* **Set problem**
Reproduce all the entries exactly.

* **Records for this exercise**
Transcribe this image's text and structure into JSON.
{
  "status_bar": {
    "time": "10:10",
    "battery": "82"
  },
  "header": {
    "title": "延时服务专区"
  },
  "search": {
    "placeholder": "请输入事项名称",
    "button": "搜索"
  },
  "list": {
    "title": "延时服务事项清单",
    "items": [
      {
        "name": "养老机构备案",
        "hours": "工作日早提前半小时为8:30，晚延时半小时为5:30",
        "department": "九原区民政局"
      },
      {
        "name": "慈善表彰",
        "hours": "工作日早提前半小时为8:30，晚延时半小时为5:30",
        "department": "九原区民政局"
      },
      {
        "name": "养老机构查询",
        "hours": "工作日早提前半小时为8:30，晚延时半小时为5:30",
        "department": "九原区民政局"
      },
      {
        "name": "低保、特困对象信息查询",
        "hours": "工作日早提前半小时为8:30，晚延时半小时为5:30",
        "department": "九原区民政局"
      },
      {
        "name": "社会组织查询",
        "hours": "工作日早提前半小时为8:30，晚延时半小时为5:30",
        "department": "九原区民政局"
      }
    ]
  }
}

* **Response to this exercise**
Transcribe this image's text and structure into JSON.
{
  "status_bar": {
    "time": "10:10",
    "battery": "82"
  },
  "header": {
    "title": "延时服务专区"
  },
  "search": {
    "placeholder": "请输入事项名称",
    "button": "搜索"
  },
  "list": {
    "title": "延时服务事项清单",
    "items": [
      {
        "name": "养老机构备案",
        "hours": "工作日早提前半小时为8:30，晚延时半小时为5:30",
        "department": "九原区民政局"
      },
      {
        "name": "慈善表彰",
        "hours": "工作日早提前半小时为8:30，晚延时半小时为5:30",
        "department": "九原区民政局"
      },
      {
        "name": "养老机构查询",
        "hours": "工作日早提前半小时为8:30，晚延时半小时为5:30",
        "department": "九原区民政局"
      },
      {
        "name": "低保、特困对象信息查询",
        "hours": "工作日早提前半小时为8:30，晚延时半小时为5:30",
        "department": "九原区民政局"
      },
      {
        "name": "社会组织查询",
        "hours": "工作日早提前半小时为8:30，晚延时半小时为5:30",
        "department": "九原区民政局"
      }
    ]
  }
}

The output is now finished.